WHAT NEEDS TO BE DONE: Copy out all the entries exactly.

MATERIAL FOR THE TASK:

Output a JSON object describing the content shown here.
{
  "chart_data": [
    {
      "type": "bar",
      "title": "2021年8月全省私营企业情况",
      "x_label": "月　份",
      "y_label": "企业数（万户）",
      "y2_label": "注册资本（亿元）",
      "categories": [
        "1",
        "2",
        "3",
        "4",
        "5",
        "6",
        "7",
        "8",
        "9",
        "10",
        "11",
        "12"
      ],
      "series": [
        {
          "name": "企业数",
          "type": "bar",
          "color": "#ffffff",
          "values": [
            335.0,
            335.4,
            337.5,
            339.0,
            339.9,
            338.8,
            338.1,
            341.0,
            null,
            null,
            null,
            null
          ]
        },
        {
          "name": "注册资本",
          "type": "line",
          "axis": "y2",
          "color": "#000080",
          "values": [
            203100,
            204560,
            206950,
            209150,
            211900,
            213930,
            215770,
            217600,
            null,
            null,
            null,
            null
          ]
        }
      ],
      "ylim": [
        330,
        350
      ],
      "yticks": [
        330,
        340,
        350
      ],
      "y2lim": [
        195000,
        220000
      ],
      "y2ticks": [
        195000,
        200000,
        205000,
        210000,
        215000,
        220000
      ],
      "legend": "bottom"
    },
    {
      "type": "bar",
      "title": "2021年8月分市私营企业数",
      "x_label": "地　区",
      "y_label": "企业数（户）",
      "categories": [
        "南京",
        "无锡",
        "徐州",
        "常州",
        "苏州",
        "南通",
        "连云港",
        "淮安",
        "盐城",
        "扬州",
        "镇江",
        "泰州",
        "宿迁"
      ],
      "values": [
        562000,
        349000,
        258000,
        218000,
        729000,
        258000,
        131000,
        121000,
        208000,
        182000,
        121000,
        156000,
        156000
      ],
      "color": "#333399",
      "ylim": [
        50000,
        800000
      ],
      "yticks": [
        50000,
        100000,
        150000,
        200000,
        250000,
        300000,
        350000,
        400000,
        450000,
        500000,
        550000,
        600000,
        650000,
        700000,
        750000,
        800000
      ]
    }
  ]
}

OUTPUT FOR THIS TASK:
Output a JSON object describing the content shown here.
{
  "chart_data": [
    {
      "type": "bar",
      "title": "2021年8月全省私营企业情况",
      "x_label": "月　份",
      "y_label": "企业数（万户）",
      "y2_label": "注册资本（亿元）",
      "categories": [
        "1",
        "2",
        "3",
        "4",
        "5",
        "6",
        "7",
        "8",
        "9",
        "10",
        "11",
        "12"
      ],
      "series": [
        {
          "name": "企业数",
          "type": "bar",
          "color": "#ffffff",
          "values": [
            335.0,
            335.4,
            337.5,
            339.0,
            339.9,
            338.8,
            338.1,
            341.0,
            null,
            null,
            null,
            null
          ]
        },
        {
          "name": "注册资本",
          "type": "line",
          "axis": "y2",
          "color": "#000080",
          "values": [
            203100,
            204560,
            206950,
            209150,
            211900,
            213930,
            215770,
            217600,
            null,
            null,
            null,
            null
          ]
        }
      ],
      "ylim": [
        330,
        350
      ],
      "yticks": [
        330,
        340,
        350
      ],
      "y2lim": [
        195000,
        220000
      ],
      "y2ticks": [
        195000,
        200000,
        205000,
        210000,
        215000,
        220000
      ],
      "legend": "bottom"
    },
    {
      "type": "bar",
      "title": "2021年8月分市私营企业数",
      "x_label": "地　区",
      "y_label": "企业数（户）",
      "categories": [
        "南京",
        "无锡",
        "徐州",
        "常州",
        "苏州",
        "南通",
        "连云港",
        "淮安",
        "盐城",
        "扬州",
        "镇江",
        "泰州",
        "宿迁"
      ],
      "values": [
        562000,
        349000,
        258000,
        218000,
        729000,
        258000,
        131000,
        121000,
        208000,
        182000,
        121000,
        156000,
        156000
      ],
      "color": "#333399",
      "ylim": [
        50000,
        800000
      ],
      "yticks": [
        50000,
        100000,
        150000,
        200000,
        250000,
        300000,
        350000,
        400000,
        450000,
        500000,
        550000,
        600000,
        650000,
        700000,
        750000,
        800000
      ]
    }
  ]
}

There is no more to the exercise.